■ Exercise goal: Every line of the material below should be repeated exactly.

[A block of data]
>> start
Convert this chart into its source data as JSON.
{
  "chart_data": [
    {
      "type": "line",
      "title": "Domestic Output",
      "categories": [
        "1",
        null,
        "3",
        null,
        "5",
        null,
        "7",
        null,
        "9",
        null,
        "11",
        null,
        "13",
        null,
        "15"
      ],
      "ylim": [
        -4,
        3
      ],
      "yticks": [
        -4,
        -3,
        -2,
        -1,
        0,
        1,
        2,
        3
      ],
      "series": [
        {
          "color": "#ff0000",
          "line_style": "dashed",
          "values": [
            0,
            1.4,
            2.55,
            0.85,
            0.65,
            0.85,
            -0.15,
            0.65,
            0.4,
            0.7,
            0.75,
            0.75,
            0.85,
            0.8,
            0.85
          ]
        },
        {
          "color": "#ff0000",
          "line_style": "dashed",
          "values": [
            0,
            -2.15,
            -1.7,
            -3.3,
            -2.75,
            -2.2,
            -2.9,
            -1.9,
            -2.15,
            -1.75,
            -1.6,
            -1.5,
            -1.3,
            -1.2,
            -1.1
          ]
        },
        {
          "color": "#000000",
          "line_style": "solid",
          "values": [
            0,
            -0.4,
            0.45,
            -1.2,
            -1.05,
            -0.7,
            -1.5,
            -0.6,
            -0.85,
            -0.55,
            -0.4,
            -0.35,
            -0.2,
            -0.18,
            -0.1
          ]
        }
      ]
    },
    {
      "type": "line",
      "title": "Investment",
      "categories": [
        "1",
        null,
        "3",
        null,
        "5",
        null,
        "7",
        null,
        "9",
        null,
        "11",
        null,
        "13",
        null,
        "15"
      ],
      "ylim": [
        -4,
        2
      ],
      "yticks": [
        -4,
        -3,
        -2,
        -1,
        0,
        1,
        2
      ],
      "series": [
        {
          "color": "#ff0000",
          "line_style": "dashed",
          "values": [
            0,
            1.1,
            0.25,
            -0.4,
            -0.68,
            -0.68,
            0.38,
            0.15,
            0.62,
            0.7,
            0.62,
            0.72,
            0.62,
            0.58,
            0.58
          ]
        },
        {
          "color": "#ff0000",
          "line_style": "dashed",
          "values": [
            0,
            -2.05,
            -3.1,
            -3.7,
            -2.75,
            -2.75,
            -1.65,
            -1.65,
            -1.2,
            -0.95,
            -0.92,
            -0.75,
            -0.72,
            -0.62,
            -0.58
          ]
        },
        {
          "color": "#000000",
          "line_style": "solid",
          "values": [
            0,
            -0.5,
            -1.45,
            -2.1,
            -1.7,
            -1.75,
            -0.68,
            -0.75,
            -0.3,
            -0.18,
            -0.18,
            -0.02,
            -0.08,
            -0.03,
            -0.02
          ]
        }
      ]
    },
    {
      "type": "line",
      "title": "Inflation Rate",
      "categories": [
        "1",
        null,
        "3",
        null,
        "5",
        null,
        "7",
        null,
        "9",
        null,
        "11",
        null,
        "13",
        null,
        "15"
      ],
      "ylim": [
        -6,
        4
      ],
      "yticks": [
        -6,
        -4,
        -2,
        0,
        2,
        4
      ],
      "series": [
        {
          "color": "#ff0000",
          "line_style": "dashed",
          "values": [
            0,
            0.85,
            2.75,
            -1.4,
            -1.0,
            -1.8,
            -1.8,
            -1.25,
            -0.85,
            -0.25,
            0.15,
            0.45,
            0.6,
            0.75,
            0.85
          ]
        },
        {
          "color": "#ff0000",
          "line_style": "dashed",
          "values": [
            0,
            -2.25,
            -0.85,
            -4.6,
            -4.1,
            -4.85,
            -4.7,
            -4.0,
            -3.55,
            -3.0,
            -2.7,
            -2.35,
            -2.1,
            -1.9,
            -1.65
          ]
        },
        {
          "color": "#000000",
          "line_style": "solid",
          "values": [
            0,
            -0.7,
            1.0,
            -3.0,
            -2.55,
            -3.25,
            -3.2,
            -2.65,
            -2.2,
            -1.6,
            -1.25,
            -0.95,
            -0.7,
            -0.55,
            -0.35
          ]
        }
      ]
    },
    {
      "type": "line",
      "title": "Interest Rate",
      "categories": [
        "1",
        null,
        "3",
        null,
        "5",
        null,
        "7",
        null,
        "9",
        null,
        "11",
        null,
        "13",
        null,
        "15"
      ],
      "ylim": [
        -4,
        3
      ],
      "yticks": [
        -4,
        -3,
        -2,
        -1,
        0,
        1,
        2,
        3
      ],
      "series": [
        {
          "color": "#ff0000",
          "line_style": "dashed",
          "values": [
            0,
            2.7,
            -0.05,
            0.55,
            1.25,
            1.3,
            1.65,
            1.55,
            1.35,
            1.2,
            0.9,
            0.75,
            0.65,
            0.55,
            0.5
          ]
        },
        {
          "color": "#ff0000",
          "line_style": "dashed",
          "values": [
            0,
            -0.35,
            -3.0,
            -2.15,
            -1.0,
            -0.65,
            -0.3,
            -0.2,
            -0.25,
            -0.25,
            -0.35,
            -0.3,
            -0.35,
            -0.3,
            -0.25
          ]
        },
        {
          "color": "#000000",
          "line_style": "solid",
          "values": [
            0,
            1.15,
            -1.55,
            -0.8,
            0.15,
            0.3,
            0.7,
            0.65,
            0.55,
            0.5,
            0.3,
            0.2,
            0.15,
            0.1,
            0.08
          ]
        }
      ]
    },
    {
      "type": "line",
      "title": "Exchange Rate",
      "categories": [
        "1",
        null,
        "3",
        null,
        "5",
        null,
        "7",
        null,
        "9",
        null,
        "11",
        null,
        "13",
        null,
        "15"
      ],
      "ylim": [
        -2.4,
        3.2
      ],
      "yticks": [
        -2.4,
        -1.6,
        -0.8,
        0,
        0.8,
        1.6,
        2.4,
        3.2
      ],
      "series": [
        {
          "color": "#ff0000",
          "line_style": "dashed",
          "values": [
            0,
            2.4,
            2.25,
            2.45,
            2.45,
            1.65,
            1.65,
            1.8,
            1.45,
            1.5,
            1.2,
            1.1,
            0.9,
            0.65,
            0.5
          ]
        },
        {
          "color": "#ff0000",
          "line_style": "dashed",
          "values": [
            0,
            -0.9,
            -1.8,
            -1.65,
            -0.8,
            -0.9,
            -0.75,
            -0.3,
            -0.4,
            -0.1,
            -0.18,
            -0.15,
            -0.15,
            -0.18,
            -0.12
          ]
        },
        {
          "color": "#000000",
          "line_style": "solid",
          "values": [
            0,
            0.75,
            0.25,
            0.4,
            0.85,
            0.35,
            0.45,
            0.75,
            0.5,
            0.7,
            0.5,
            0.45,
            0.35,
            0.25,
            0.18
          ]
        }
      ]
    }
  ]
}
>> end
■ Result of this task:
Convert this chart into its source data as JSON.
{
  "chart_data": [
    {
      "type": "line",
      "title": "Domestic Output",
      "categories": [
        "1",
        null,
        "3",
        null,
        "5",
        null,
        "7",
        null,
        "9",
        null,
        "11",
        null,
        "13",
        null,
        "15"
      ],
      "ylim": [
        -4,
        3
      ],
      "yticks": [
        -4,
        -3,
        -2,
        -1,
        0,
        1,
        2,
        3
      ],
      "series": [
        {
          "color": "#ff0000",
          "line_style": "dashed",
          "values": [
            0,
            1.4,
            2.55,
            0.85,
            0.65,
            0.85,
            -0.15,
            0.65,
            0.4,
            0.7,
            0.75,
            0.75,
            0.85,
            0.8,
            0.85
          ]
        },
        {
          "color": "#ff0000",
          "line_style": "dashed",
          "values": [
            0,
            -2.15,
            -1.7,
            -3.3,
            -2.75,
            -2.2,
            -2.9,
            -1.9,
            -2.15,
            -1.75,
            -1.6,
            -1.5,
            -1.3,
            -1.2,
            -1.1
          ]
        },
        {
          "color": "#000000",
          "line_style": "solid",
          "values": [
            0,
            -0.4,
            0.45,
            -1.2,
            -1.05,
            -0.7,
            -1.5,
            -0.6,
            -0.85,
            -0.55,
            -0.4,
            -0.35,
            -0.2,
            -0.18,
            -0.1
          ]
        }
      ]
    },
    {
      "type": "line",
      "title": "Investment",
      "categories": [
        "1",
        null,
        "3",
        null,
        "5",
        null,
        "7",
        null,
        "9",
        null,
        "11",
        null,
        "13",
        null,
        "15"
      ],
      "ylim": [
        -4,
        2
      ],
      "yticks": [
        -4,
        -3,
        -2,
        -1,
        0,
        1,
        2
      ],
      "series": [
        {
          "color": "#ff0000",
          "line_style": "dashed",
          "values": [
            0,
            1.1,
            0.25,
            -0.4,
            -0.68,
            -0.68,
            0.38,
            0.15,
            0.62,
            0.7,
            0.62,
            0.72,
            0.62,
            0.58,
            0.58
          ]
        },
        {
          "color": "#ff0000",
          "line_style": "dashed",
          "values": [
            0,
            -2.05,
            -3.1,
            -3.7,
            -2.75,
            -2.75,
            -1.65,
            -1.65,
            -1.2,
            -0.95,
            -0.92,
            -0.75,
            -0.72,
            -0.62,
            -0.58
          ]
        },
        {
          "color": "#000000",
          "line_style": "solid",
          "values": [
            0,
            -0.5,
            -1.45,
            -2.1,
            -1.7,
            -1.75,
            -0.68,
            -0.75,
            -0.3,
            -0.18,
            -0.18,
            -0.02,
            -0.08,
            -0.03,
            -0.02
          ]
        }
      ]
    },
    {
      "type": "line",
      "title": "Inflation Rate",
      "categories": [
        "1",
        null,
        "3",
        null,
        "5",
        null,
        "7",
        null,
        "9",
        null,
        "11",
        null,
        "13",
        null,
        "15"
      ],
      "ylim": [
        -6,
        4
      ],
      "yticks": [
        -6,
        -4,
        -2,
        0,
        2,
        4
      ],
      "series": [
        {
          "color": "#ff0000",
          "line_style": "dashed",
          "values": [
            0,
            0.85,
            2.75,
            -1.4,
            -1.0,
            -1.8,
            -1.8,
            -1.25,
            -0.85,
            -0.25,
            0.15,
            0.45,
            0.6,
            0.75,
            0.85
          ]
        },
        {
          "color": "#ff0000",
          "line_style": "dashed",
          "values": [
            0,
            -2.25,
            -0.85,
            -4.6,
            -4.1,
            -4.85,
            -4.7,
            -4.0,
            -3.55,
            -3.0,
            -2.7,
            -2.35,
            -2.1,
            -1.9,
            -1.65
          ]
        },
        {
          "color": "#000000",
          "line_style": "solid",
          "values": [
            0,
            -0.7,
            1.0,
            -3.0,
            -2.55,
            -3.25,
            -3.2,
            -2.65,
            -2.2,
            -1.6,
            -1.25,
            -0.95,
            -0.7,
            -0.55,
            -0.35
          ]
        }
      ]
    },
    {
      "type": "line",
      "title": "Interest Rate",
      "categories": [
        "1",
        null,
        "3",
        null,
        "5",
        null,
        "7",
        null,
        "9",
        null,
        "11",
        null,
        "13",
        null,
        "15"
      ],
      "ylim": [
        -4,
        3
      ],
      "yticks": [
        -4,
        -3,
        -2,
        -1,
        0,
        1,
        2,
        3
      ],
      "series": [
        {
          "color": "#ff0000",
          "line_style": "dashed",
          "values": [
            0,
            2.7,
            -0.05,
            0.55,
            1.25,
            1.3,
            1.65,
            1.55,
            1.35,
            1.2,
            0.9,
            0.75,
            0.65,
            0.55,
            0.5
          ]
        },
        {
          "color": "#ff0000",
          "line_style": "dashed",
          "values": [
            0,
            -0.35,
            -3.0,
            -2.15,
            -1.0,
            -0.65,
            -0.3,
            -0.2,
            -0.25,
            -0.25,
            -0.35,
            -0.3,
            -0.35,
            -0.3,
            -0.25
          ]
        },
        {
          "color": "#000000",
          "line_style": "solid",
          "values": [
            0,
            1.15,
            -1.55,
            -0.8,
            0.15,
            0.3,
            0.7,
            0.65,
            0.55,
            0.5,
            0.3,
            0.2,
            0.15,
            0.1,
            0.08
          ]
        }
      ]
    },
    {
      "type": "line",
      "title": "Exchange Rate",
      "categories": [
        "1",
        null,
        "3",
        null,
        "5",
        null,
        "7",
        null,
        "9",
        null,
        "11",
        null,
        "13",
        null,
        "15"
      ],
      "ylim": [
        -2.4,
        3.2
      ],
      "yticks": [
        -2.4,
        -1.6,
        -0.8,
        0,
        0.8,
        1.6,
        2.4,
        3.2
      ],
      "series": [
        {
          "color": "#ff0000",
          "line_style": "dashed",
          "values": [
            0,
            2.4,
            2.25,
            2.45,
            2.45,
            1.65,
            1.65,
            1.8,
            1.45,
            1.5,
            1.2,
            1.1,
            0.9,
            0.65,
            0.5
          ]
        },
        {
          "color": "#ff0000",
          "line_style": "dashed",
          "values": [
            0,
            -0.9,
            -1.8,
            -1.65,
            -0.8,
            -0.9,
            -0.75,
            -0.3,
            -0.4,
            -0.1,
            -0.18,
            -0.15,
            -0.15,
            -0.18,
            -0.12
          ]
        },
        {
          "color": "#000000",
          "line_style": "solid",
          "values": [
            0,
            0.75,
            0.25,
            0.4,
            0.85,
            0.35,
            0.45,
            0.75,
            0.5,
            0.7,
            0.5,
            0.45,
            0.35,
            0.25,
            0.18
          ]
        }
      ]
    }
  ]
}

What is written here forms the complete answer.